-- Written exercise --
Report all lines from the entries below in which "purple" appears.

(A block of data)
□ □ □ □ □
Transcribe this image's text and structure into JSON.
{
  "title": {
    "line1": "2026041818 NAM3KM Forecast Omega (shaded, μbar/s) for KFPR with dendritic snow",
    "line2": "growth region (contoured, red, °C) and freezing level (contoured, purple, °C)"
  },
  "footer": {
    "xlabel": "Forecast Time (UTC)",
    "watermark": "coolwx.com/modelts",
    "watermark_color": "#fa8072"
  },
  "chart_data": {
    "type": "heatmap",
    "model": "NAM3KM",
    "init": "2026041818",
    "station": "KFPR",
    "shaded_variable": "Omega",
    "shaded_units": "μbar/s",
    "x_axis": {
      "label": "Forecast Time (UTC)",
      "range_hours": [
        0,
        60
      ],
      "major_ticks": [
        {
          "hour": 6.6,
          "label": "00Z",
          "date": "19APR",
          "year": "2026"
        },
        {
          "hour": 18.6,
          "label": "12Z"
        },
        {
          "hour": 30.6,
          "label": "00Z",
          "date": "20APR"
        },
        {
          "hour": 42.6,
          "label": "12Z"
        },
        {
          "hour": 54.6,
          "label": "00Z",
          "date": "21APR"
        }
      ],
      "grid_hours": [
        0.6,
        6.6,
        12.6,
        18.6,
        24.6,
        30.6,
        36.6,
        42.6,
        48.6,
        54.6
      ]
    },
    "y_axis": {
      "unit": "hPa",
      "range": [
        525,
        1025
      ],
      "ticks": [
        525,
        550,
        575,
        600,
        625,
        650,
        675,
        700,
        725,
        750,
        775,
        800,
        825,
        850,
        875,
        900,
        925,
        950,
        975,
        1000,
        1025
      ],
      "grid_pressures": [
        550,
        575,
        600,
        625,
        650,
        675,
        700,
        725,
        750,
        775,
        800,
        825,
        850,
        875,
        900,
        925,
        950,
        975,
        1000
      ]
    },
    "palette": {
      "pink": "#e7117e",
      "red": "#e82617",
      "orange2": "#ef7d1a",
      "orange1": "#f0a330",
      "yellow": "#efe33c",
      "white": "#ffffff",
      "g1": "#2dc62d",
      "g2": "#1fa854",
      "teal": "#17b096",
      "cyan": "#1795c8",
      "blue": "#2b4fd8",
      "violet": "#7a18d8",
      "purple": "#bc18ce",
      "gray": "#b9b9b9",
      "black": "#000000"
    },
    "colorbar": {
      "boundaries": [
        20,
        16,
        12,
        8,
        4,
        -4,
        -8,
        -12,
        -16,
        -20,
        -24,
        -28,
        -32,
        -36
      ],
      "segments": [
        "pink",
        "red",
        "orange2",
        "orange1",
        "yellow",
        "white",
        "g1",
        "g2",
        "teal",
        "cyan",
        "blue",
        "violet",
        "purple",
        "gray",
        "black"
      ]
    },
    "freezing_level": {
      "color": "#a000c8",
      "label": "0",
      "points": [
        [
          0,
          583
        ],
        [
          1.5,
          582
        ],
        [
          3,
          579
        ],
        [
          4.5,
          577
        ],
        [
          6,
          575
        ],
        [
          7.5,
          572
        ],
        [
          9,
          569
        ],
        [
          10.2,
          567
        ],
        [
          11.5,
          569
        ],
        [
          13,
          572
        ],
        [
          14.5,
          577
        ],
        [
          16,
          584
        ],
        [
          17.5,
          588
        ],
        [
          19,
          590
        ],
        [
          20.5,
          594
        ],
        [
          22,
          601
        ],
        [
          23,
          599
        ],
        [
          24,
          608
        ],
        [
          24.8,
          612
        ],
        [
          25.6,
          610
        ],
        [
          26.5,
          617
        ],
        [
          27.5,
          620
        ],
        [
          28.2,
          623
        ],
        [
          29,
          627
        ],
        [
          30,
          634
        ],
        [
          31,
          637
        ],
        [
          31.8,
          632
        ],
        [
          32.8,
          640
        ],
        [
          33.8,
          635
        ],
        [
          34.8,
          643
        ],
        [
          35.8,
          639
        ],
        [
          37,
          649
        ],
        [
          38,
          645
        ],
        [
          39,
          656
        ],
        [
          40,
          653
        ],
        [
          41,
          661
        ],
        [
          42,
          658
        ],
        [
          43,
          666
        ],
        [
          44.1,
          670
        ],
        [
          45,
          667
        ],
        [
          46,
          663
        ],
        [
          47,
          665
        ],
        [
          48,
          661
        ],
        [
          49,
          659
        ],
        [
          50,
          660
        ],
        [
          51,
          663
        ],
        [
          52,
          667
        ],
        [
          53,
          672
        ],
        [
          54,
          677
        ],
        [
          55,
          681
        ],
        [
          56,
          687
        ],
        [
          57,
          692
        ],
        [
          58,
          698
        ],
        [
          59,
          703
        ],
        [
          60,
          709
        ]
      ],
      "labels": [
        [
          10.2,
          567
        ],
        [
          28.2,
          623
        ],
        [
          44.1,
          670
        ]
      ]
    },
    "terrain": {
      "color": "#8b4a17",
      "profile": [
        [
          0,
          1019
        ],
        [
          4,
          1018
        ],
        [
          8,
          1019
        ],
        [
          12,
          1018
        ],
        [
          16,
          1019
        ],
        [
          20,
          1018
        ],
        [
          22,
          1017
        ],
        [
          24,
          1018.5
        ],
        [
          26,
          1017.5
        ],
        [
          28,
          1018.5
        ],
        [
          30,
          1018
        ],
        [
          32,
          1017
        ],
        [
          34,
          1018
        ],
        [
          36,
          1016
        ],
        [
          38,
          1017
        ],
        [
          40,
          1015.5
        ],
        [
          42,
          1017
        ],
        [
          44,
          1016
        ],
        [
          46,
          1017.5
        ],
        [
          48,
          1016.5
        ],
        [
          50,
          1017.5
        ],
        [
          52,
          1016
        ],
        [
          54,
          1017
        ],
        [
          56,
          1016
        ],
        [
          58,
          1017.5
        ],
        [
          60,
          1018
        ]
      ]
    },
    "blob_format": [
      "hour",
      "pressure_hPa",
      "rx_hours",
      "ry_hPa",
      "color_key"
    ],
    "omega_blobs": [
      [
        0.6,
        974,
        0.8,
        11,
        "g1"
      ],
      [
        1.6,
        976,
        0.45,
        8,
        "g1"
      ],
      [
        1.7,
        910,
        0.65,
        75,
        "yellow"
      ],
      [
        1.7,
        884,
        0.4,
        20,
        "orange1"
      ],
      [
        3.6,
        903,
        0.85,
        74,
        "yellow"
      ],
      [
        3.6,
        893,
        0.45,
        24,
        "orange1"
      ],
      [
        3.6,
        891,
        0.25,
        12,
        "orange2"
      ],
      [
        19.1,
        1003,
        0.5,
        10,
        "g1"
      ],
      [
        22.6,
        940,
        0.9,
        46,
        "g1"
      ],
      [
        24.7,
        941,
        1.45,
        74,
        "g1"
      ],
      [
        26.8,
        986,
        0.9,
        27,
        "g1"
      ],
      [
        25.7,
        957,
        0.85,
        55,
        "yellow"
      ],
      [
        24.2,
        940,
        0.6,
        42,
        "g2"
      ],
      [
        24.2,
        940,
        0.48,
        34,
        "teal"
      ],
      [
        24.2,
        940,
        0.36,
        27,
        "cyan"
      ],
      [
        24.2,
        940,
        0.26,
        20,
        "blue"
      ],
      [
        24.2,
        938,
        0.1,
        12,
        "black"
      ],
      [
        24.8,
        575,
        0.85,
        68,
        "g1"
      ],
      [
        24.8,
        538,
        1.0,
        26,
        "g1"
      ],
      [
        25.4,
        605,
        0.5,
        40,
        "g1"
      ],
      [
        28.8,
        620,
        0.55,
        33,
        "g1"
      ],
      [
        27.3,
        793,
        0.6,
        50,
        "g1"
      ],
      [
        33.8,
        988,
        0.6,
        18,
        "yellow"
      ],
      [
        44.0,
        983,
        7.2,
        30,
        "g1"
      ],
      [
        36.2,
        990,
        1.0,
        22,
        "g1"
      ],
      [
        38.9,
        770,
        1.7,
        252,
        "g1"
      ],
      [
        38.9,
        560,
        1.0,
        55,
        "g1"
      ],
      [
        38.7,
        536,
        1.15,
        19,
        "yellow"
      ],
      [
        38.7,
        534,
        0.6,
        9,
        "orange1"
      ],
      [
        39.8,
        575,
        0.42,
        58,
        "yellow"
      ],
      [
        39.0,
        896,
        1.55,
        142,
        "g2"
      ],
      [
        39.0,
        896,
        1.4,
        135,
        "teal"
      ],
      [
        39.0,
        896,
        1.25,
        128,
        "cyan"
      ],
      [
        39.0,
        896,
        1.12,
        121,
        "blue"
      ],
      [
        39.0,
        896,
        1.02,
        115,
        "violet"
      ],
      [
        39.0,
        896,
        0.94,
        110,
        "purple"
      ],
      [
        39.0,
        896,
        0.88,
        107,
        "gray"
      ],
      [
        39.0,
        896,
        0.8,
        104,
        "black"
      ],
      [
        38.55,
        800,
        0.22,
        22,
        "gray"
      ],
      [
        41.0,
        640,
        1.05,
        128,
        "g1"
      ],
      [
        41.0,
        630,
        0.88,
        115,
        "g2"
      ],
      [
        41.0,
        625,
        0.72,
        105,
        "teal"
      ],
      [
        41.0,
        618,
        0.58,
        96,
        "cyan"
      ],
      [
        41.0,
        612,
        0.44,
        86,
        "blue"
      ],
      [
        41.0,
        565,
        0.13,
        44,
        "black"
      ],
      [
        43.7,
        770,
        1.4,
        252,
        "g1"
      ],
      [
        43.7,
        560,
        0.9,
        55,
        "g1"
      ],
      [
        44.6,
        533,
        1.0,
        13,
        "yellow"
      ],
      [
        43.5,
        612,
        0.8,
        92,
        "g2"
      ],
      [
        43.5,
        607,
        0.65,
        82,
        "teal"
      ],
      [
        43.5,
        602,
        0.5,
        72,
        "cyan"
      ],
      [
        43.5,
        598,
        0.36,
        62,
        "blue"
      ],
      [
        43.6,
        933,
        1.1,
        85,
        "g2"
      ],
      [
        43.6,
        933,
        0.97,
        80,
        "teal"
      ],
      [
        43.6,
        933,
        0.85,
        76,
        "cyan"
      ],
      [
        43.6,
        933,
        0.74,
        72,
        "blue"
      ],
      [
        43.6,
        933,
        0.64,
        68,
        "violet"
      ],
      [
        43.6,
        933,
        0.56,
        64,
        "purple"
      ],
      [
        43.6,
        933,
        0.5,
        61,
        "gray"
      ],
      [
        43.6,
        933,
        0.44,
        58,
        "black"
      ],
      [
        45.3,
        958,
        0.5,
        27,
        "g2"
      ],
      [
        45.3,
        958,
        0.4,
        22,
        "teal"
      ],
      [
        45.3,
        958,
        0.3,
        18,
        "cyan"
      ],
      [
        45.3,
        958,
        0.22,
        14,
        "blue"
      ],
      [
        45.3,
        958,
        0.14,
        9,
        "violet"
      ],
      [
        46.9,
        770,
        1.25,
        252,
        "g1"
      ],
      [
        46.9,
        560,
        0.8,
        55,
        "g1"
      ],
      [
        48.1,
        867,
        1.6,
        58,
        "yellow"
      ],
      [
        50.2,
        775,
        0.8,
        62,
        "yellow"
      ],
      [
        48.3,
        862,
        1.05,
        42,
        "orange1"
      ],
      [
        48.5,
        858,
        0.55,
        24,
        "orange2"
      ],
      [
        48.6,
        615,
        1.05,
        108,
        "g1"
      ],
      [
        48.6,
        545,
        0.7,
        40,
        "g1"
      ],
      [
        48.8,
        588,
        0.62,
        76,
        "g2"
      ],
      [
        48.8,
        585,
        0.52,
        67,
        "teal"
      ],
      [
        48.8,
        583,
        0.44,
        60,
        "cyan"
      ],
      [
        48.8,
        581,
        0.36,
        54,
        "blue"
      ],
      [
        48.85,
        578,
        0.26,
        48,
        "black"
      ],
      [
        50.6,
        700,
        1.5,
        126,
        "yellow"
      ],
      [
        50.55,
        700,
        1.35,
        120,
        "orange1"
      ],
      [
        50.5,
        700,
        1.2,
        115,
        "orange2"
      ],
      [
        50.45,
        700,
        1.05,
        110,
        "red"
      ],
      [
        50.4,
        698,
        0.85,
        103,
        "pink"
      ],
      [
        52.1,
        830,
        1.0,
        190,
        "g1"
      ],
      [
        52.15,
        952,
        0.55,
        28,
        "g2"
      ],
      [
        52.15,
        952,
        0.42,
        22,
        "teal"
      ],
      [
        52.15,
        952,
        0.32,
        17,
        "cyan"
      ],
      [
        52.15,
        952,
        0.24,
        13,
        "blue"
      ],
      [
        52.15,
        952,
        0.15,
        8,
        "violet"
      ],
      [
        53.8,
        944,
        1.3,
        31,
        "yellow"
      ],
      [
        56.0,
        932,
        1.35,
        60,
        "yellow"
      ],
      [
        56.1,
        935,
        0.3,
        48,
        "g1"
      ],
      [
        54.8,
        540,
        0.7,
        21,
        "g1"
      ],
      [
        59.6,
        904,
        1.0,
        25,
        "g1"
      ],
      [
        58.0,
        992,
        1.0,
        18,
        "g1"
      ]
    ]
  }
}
□ □ □ □ □
-- Solution to the exercise --
    "line2": "growth region (contoured, red, °C) and freezing level (contoured, purple, °C)"
      "purple": "#bc18ce",
        "purple",
        "purple"
        "purple"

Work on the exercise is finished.